▶ _AIM OF THE TASK_: Please set down all the lines beneath this one exactly, without the pictures.

▶ _Chart and figure data_:
• • •

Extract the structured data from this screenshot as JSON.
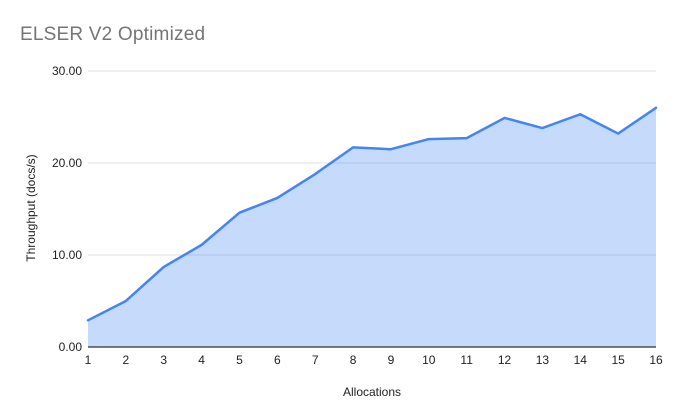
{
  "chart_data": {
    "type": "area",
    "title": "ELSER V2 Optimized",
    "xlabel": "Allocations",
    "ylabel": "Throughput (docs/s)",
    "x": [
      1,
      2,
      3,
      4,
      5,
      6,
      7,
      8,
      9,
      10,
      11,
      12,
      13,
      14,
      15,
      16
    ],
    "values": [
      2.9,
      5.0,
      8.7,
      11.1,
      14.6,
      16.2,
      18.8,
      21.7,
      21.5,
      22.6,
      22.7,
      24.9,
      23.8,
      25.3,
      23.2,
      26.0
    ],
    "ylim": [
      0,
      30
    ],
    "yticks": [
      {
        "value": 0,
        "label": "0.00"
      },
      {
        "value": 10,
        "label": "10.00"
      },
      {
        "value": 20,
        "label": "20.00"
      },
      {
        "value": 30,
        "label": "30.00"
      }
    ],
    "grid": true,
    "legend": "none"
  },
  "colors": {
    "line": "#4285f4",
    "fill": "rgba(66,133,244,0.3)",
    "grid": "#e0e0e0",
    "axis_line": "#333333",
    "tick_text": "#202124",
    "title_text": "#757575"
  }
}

• • •

▶ _WRITTEN REPLY_:
Extract the structured data from this screenshot as JSON.
{
  "chart_data": {
    "type": "area",
    "title": "ELSER V2 Optimized",
    "xlabel": "Allocations",
    "ylabel": "Throughput (docs/s)",
    "x": [
      1,
      2,
      3,
      4,
      5,
      6,
      7,
      8,
      9,
      10,
      11,
      12,
      13,
      14,
      15,
      16
    ],
    "values": [
      2.9,
      5.0,
      8.7,
      11.1,
      14.6,
      16.2,
      18.8,
      21.7,
      21.5,
      22.6,
      22.7,
      24.9,
      23.8,
      25.3,
      23.2,
      26.0
    ],
    "ylim": [
      0,
      30
    ],
    "yticks": [
      {
        "value": 0,
        "label": "0.00"
      },
      {
        "value": 10,
        "label": "10.00"
      },
      {
        "value": 20,
        "label": "20.00"
      },
      {
        "value": 30,
        "label": "30.00"
      }
    ],
    "grid": true,
    "legend": "none"
  },
  "colors": {
    "line": "#4285f4",
    "fill": "rgba(66,133,244,0.3)",
    "grid": "#e0e0e0",
    "axis_line": "#333333",
    "tick_text": "#202124",
    "title_text": "#757575"
  }
}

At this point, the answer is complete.